[Dataset entries on figures]
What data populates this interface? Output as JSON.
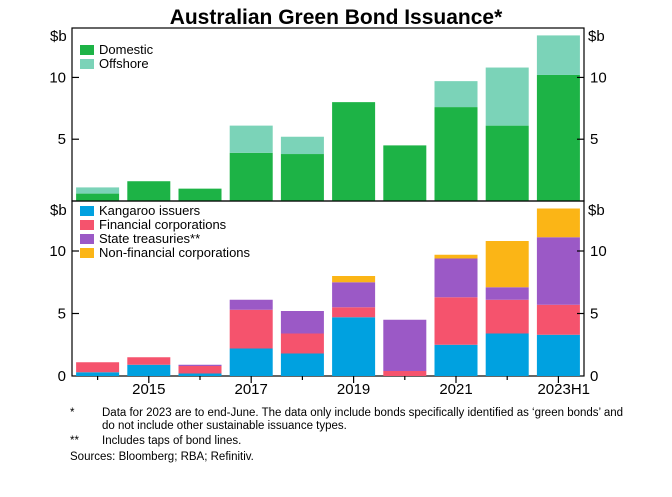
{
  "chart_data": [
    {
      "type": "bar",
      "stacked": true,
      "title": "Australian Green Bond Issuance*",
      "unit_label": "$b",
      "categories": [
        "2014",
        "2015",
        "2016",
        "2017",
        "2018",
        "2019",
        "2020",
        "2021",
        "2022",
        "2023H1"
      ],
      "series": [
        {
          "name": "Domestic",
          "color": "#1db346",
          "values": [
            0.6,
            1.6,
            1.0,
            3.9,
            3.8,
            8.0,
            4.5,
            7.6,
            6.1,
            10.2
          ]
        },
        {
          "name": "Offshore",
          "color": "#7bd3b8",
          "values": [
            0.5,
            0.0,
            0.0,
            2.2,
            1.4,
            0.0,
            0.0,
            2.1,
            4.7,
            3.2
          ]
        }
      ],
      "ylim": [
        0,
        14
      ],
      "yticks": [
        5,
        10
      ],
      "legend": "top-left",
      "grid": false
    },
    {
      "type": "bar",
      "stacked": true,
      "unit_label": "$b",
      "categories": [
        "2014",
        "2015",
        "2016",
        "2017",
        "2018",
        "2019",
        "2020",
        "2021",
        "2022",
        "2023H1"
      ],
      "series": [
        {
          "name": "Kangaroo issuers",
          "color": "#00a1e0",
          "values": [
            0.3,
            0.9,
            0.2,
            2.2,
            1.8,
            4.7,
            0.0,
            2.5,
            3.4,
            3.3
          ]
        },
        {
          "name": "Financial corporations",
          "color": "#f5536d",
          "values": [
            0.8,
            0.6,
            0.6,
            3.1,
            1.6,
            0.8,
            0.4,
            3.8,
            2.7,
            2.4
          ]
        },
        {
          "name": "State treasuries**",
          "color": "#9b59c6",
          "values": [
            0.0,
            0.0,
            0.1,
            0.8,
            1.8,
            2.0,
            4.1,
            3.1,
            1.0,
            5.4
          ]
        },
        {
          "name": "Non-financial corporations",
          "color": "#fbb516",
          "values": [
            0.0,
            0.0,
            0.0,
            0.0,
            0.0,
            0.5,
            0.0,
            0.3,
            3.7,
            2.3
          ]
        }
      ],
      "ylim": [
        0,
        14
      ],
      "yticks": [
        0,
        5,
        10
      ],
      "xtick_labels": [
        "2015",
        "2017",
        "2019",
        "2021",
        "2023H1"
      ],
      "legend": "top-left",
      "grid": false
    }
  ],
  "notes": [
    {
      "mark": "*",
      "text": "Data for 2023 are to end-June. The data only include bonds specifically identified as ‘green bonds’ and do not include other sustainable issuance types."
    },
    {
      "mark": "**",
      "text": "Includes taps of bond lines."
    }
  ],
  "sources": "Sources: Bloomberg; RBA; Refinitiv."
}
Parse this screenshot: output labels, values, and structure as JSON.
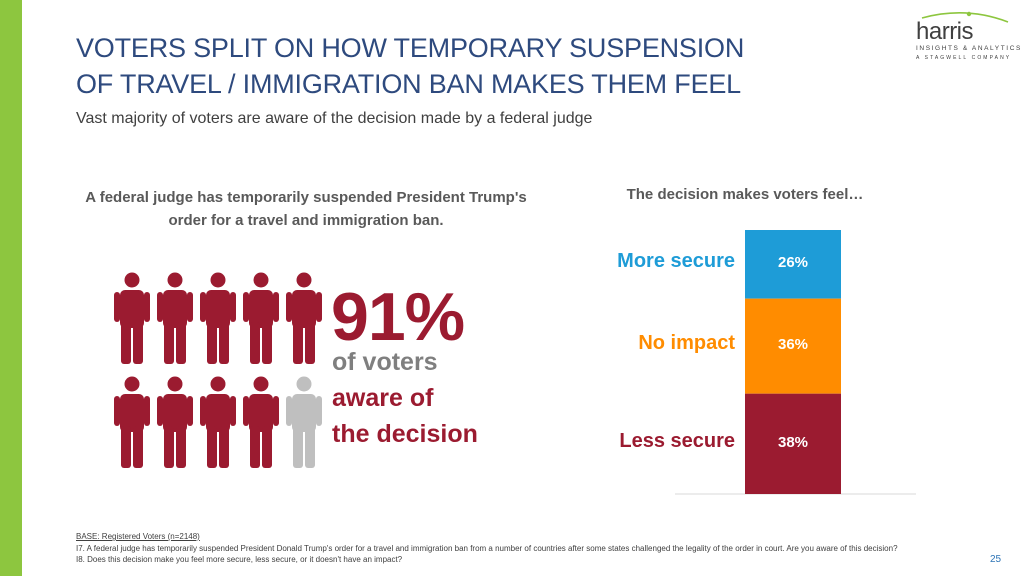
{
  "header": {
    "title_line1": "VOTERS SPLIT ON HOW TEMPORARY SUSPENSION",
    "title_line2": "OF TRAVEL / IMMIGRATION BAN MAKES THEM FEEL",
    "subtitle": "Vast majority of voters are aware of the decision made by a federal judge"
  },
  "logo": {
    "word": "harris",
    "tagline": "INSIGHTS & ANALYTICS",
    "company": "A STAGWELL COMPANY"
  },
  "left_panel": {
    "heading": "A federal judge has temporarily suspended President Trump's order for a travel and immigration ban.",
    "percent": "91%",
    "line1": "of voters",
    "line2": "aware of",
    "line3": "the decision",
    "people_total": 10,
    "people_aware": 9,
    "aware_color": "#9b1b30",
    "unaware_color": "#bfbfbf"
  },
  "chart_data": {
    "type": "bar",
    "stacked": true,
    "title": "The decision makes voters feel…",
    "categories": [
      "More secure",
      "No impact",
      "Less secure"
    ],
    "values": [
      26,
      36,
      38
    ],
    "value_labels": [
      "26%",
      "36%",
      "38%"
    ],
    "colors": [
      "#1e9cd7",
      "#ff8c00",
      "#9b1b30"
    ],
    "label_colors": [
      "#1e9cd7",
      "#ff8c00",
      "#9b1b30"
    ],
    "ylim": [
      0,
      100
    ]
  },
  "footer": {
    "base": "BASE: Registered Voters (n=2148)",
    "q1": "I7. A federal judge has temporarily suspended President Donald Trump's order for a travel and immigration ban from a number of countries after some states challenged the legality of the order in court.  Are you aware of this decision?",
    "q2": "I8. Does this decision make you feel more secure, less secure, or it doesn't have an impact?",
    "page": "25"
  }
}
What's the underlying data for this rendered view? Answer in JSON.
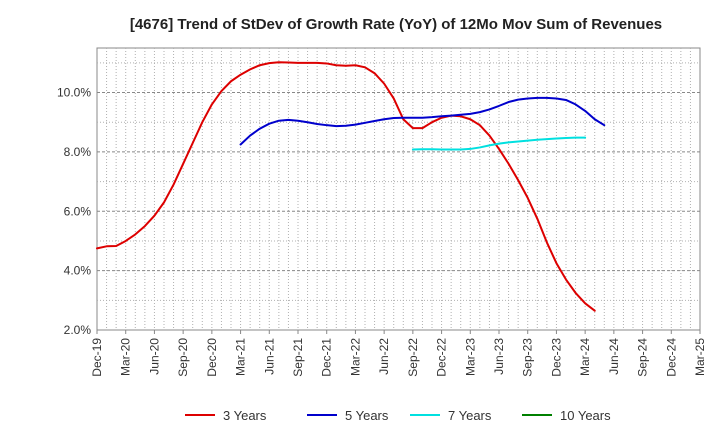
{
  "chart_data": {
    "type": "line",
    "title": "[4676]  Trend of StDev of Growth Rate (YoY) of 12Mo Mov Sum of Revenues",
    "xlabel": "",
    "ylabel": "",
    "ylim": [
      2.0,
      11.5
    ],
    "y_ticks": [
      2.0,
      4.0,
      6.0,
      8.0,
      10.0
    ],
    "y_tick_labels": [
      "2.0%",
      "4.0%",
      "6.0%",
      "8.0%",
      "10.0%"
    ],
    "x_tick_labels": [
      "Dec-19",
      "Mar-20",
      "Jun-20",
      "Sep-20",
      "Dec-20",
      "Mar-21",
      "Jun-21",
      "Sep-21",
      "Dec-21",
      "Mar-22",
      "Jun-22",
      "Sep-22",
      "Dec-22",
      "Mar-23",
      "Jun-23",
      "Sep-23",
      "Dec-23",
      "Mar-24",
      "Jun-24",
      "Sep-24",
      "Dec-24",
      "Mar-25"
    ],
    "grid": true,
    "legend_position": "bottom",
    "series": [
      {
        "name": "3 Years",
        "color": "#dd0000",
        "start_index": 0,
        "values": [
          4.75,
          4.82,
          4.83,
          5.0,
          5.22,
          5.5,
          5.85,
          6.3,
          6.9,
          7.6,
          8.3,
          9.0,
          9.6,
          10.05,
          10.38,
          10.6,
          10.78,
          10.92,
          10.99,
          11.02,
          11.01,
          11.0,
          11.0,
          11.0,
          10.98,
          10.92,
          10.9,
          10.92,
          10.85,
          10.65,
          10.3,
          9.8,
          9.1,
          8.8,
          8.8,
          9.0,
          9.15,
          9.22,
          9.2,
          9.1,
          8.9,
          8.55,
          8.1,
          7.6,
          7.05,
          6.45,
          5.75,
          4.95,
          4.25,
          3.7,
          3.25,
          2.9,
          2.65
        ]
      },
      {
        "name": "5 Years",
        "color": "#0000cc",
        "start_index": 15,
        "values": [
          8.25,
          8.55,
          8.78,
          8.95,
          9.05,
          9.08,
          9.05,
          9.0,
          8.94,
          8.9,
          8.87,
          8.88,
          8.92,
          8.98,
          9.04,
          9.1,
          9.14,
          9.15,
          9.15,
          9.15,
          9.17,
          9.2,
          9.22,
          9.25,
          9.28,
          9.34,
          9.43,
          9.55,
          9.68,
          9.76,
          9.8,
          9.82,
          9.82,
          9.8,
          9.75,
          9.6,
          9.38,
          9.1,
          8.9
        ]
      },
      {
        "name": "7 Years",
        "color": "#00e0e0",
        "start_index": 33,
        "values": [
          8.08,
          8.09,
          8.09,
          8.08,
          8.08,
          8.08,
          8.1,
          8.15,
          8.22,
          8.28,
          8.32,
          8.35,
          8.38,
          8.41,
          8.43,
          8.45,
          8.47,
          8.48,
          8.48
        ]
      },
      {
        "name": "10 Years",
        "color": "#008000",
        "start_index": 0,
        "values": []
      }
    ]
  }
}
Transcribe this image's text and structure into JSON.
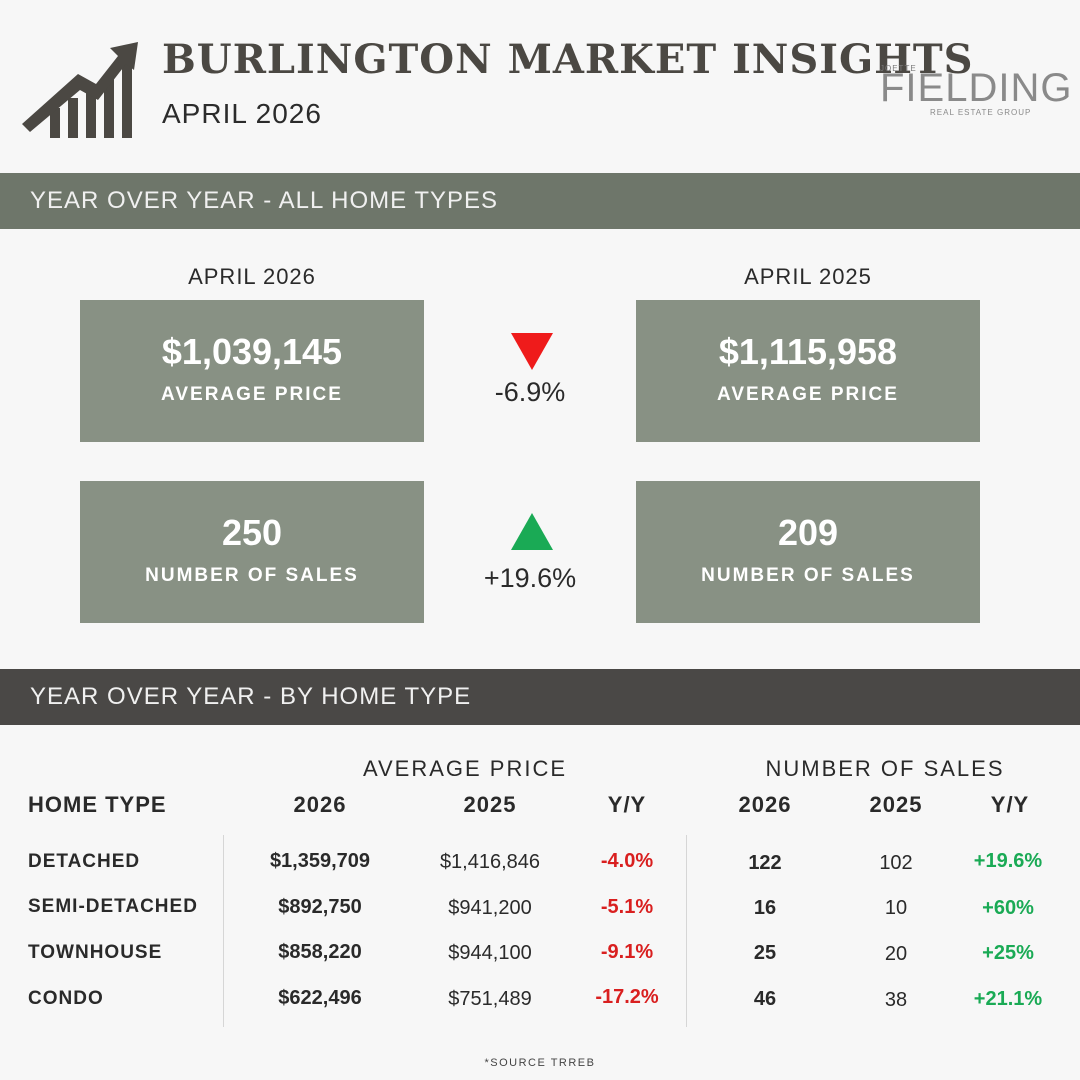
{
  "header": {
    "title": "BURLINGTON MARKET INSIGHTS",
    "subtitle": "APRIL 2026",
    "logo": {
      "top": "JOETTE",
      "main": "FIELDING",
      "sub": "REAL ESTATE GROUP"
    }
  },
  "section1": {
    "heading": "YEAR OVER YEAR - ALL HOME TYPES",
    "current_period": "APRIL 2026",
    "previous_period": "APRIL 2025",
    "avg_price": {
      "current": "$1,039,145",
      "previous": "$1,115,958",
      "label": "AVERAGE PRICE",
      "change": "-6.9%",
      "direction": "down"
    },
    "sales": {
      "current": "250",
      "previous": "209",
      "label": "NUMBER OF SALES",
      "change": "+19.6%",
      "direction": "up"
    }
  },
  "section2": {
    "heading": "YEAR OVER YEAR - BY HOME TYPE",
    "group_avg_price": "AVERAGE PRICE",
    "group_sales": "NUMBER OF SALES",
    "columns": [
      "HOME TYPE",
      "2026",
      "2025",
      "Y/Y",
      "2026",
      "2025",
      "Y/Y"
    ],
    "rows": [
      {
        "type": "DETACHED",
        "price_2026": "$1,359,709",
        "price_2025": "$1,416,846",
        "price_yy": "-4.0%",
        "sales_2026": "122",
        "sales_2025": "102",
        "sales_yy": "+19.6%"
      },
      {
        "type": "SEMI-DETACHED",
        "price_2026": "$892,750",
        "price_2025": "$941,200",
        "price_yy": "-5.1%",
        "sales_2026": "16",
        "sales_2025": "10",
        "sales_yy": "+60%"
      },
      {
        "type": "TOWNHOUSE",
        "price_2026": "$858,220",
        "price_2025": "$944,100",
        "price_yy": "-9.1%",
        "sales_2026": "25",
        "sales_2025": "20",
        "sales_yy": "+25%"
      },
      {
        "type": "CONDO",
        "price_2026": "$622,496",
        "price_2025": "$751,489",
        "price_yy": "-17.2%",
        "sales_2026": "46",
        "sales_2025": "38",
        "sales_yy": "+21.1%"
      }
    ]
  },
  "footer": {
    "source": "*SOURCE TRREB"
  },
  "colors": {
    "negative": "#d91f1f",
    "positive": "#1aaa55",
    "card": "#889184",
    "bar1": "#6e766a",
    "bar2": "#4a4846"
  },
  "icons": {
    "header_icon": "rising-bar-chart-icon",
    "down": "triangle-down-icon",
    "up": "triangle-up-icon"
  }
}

REQUIREMENT |
In the listing above, find the lines holding the word "down" and copy them.

FINISHED TASK |
      "direction": "down"
    "down": "triangle-down-icon",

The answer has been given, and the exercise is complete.